# [Work required]
Which lines in the data below contain the word "Magical"? Report each of those lines in full.

========================================

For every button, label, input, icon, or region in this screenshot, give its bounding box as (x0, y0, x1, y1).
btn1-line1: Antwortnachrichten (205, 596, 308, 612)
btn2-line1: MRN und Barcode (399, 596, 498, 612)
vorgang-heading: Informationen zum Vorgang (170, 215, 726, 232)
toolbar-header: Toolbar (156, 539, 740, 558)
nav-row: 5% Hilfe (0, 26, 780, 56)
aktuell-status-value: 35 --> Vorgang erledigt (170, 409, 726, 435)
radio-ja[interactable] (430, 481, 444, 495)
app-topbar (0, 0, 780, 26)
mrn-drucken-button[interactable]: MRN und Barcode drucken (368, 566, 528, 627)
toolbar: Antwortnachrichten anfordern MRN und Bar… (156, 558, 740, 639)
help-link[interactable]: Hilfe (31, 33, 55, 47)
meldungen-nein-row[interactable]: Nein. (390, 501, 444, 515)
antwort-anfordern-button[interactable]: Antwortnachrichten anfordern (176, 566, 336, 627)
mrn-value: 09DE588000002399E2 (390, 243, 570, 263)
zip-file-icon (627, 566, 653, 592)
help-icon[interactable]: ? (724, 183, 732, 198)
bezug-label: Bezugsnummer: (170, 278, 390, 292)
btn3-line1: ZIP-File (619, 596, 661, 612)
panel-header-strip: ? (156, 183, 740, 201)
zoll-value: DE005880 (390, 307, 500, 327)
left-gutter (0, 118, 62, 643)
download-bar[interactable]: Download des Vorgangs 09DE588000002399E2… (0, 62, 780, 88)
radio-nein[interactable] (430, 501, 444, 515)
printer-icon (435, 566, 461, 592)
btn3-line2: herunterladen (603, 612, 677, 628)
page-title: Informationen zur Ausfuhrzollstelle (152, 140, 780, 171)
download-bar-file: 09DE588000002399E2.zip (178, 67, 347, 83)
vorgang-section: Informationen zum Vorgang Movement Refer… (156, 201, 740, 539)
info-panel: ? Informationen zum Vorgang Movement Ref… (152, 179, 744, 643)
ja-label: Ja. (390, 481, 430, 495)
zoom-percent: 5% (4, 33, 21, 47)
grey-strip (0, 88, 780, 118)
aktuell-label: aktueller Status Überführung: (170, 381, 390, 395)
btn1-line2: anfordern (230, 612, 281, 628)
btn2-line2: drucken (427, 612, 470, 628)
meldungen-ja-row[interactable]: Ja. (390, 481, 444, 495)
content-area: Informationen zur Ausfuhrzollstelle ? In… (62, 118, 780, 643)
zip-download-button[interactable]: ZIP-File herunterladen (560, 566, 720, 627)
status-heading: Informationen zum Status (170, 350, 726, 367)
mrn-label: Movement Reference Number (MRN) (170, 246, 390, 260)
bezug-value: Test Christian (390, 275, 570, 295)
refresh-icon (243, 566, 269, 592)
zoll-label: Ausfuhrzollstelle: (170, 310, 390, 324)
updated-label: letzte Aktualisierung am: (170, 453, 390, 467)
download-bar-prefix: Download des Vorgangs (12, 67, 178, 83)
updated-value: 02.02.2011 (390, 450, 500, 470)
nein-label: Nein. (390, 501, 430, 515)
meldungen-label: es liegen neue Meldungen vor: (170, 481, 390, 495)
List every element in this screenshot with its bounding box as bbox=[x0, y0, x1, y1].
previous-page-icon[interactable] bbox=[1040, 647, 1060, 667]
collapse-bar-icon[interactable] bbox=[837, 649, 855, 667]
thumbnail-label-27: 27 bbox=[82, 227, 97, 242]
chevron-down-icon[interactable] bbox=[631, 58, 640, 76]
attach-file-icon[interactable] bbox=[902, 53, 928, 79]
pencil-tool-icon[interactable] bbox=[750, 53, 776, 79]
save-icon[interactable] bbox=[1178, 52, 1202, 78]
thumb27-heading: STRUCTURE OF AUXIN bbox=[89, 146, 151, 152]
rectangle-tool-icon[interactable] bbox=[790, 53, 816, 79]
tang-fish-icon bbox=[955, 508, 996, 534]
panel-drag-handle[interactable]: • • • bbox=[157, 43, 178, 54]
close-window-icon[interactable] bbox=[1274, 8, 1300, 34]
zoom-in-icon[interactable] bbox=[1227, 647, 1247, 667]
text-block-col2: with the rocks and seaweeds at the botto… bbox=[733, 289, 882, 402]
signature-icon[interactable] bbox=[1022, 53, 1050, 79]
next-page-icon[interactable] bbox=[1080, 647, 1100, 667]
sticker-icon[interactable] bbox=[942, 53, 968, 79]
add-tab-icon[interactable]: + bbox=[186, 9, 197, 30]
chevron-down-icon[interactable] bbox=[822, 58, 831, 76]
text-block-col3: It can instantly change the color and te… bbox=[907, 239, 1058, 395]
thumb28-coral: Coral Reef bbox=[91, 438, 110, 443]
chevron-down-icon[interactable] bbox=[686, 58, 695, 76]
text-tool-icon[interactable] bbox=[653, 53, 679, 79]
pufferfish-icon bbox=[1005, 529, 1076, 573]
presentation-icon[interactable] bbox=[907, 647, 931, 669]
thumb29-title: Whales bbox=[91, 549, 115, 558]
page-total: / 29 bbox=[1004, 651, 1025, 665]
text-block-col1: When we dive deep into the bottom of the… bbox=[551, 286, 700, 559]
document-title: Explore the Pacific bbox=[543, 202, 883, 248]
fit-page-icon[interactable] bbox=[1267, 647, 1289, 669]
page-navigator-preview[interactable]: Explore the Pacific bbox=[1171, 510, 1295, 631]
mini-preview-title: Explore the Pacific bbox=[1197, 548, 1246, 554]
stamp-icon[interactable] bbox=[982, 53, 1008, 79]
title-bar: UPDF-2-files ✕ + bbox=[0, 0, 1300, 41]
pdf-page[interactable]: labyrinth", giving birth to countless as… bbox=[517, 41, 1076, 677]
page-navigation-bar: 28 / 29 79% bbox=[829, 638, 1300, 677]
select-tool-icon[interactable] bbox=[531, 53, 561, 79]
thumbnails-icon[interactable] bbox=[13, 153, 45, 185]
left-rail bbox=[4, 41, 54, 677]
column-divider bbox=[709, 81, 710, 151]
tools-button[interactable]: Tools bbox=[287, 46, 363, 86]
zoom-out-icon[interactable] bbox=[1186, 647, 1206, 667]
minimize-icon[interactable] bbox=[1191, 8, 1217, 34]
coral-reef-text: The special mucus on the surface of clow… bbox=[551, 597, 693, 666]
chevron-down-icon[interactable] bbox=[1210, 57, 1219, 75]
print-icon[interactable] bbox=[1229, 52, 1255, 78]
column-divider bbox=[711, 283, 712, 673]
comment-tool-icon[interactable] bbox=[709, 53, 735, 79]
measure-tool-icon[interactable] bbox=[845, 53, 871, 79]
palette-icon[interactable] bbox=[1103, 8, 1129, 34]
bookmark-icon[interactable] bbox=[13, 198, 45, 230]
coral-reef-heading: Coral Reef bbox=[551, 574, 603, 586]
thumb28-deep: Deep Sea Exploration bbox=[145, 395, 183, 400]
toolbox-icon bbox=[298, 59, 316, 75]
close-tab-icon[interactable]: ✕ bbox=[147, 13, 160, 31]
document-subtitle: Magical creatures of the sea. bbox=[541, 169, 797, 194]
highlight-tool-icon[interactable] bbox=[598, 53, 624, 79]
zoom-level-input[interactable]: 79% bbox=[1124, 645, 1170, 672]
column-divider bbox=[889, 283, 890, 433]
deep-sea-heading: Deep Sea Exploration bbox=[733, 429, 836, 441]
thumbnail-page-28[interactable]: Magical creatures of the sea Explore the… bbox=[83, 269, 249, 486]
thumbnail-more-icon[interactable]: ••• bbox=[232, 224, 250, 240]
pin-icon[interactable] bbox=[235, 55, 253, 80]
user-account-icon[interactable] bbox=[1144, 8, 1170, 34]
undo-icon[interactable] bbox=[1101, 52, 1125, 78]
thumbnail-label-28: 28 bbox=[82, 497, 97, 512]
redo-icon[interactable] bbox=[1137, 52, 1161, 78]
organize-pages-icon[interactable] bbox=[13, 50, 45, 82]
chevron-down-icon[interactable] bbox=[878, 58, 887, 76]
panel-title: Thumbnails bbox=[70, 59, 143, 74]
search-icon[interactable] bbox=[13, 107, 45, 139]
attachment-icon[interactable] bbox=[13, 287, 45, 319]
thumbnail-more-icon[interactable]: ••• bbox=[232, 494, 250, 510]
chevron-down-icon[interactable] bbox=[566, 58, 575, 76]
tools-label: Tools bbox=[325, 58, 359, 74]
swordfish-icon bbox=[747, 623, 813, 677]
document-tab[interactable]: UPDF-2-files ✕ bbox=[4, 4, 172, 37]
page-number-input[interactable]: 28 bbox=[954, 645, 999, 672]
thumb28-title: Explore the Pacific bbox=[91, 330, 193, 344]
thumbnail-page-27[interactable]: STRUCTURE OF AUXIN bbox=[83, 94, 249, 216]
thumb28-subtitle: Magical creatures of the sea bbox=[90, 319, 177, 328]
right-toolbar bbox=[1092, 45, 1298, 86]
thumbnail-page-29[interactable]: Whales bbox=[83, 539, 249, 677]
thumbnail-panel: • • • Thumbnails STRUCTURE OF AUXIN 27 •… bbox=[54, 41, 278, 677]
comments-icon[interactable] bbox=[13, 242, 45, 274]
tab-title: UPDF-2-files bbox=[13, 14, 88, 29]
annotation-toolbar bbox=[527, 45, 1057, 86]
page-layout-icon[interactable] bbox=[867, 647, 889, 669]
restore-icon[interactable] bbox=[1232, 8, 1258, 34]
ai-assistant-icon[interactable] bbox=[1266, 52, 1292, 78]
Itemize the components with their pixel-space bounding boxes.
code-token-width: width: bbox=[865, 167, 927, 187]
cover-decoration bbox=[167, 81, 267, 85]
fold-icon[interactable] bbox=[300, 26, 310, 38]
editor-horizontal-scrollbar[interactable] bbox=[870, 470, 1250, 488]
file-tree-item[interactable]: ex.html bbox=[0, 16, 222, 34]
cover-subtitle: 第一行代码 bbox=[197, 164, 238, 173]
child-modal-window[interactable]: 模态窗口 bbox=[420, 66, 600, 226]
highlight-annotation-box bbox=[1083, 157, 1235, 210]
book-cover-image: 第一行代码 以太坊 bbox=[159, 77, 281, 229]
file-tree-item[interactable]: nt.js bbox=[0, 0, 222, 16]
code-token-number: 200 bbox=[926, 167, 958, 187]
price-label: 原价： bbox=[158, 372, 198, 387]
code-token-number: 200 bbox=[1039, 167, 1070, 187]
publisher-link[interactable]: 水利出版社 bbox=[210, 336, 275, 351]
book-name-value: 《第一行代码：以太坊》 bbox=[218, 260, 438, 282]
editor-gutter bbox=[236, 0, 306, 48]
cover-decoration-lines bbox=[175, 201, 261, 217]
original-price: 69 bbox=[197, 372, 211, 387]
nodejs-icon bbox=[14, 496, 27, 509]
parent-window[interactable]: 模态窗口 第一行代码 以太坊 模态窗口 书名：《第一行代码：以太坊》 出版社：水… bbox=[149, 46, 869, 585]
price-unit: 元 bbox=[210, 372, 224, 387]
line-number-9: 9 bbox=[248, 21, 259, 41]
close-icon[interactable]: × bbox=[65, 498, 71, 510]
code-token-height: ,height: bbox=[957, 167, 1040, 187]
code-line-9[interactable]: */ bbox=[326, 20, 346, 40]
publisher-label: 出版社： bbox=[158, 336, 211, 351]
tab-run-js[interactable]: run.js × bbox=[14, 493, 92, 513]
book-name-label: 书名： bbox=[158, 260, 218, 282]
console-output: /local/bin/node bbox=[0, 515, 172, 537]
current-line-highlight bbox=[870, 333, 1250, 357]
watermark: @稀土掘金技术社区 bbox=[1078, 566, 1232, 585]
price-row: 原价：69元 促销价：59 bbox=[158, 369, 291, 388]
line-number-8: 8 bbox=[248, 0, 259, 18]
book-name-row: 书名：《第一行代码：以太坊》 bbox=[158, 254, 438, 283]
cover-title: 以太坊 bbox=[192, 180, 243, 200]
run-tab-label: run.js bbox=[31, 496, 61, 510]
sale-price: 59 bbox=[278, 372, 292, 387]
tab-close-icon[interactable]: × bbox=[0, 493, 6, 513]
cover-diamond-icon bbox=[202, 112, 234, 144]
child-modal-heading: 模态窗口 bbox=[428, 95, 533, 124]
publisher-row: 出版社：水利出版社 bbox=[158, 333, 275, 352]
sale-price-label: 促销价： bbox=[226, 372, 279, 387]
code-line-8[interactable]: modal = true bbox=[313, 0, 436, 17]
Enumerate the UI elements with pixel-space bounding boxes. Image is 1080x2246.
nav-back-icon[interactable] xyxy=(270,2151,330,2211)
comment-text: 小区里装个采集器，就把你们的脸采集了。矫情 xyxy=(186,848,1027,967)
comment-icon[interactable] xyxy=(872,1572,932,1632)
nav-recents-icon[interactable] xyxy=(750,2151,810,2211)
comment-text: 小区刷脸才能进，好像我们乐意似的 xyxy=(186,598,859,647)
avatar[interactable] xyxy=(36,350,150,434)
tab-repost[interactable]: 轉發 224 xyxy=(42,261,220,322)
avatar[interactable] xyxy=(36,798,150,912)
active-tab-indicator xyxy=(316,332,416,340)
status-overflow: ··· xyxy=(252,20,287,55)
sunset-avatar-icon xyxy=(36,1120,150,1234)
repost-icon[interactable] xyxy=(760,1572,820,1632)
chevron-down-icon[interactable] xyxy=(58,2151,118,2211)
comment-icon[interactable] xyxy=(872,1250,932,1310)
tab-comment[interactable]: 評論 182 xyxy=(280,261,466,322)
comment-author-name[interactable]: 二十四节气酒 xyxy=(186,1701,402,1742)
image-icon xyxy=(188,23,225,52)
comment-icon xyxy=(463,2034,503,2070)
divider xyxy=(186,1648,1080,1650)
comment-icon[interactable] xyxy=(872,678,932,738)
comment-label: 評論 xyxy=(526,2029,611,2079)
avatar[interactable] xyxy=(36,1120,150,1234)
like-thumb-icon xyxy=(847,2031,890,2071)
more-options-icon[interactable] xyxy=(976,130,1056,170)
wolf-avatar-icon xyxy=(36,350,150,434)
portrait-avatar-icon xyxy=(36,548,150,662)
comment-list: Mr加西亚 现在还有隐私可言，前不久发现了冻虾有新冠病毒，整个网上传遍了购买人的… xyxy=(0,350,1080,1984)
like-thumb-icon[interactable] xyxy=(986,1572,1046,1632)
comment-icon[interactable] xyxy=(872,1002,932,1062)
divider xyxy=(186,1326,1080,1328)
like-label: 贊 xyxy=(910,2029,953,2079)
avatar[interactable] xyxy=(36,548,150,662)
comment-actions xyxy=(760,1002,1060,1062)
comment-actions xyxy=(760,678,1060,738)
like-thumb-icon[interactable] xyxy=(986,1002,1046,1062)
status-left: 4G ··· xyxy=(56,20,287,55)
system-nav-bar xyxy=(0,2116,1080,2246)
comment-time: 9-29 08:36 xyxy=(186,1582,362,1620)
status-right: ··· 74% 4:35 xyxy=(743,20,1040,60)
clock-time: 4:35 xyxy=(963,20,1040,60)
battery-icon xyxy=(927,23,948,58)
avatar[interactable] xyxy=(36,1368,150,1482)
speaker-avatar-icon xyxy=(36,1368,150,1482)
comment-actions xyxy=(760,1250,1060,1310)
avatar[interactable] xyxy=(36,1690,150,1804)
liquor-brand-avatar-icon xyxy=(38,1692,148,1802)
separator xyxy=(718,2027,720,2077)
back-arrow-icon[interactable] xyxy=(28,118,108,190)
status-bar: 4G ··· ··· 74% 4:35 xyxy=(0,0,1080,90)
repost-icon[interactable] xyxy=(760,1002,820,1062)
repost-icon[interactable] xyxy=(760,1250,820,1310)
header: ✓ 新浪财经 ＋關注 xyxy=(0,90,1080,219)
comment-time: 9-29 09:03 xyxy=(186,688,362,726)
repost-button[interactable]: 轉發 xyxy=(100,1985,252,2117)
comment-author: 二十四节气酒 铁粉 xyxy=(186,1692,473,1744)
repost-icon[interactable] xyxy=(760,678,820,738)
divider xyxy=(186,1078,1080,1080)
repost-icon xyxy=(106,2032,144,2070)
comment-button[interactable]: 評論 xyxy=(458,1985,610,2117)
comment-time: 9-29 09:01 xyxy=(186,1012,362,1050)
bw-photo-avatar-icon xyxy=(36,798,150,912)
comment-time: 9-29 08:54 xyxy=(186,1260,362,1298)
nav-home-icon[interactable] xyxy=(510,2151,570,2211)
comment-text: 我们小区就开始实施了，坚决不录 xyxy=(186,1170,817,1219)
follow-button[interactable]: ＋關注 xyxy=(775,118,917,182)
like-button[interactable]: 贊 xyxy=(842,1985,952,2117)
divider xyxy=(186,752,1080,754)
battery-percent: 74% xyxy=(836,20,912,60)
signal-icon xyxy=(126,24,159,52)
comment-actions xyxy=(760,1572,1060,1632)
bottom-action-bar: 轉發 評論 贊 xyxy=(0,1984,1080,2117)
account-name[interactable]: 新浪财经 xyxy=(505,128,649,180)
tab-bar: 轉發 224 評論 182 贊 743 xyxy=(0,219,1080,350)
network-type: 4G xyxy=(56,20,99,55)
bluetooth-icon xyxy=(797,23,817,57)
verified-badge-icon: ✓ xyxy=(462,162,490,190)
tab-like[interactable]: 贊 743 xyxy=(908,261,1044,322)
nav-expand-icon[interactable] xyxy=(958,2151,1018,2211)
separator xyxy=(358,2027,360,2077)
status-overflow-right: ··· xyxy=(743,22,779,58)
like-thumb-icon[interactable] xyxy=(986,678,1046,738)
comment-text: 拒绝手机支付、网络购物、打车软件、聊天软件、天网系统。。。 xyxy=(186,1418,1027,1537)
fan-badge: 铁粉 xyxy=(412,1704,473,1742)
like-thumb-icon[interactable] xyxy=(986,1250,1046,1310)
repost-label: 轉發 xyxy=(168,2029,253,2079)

========================================

# [Solution for this problem]
document-subtitle: Magical creatures of the sea. bbox=[541, 169, 797, 194]
thumbnail-page-28[interactable]: Magical creatures of the sea Explore the… bbox=[83, 269, 249, 486]
thumb28-subtitle: Magical creatures of the sea bbox=[90, 319, 177, 328]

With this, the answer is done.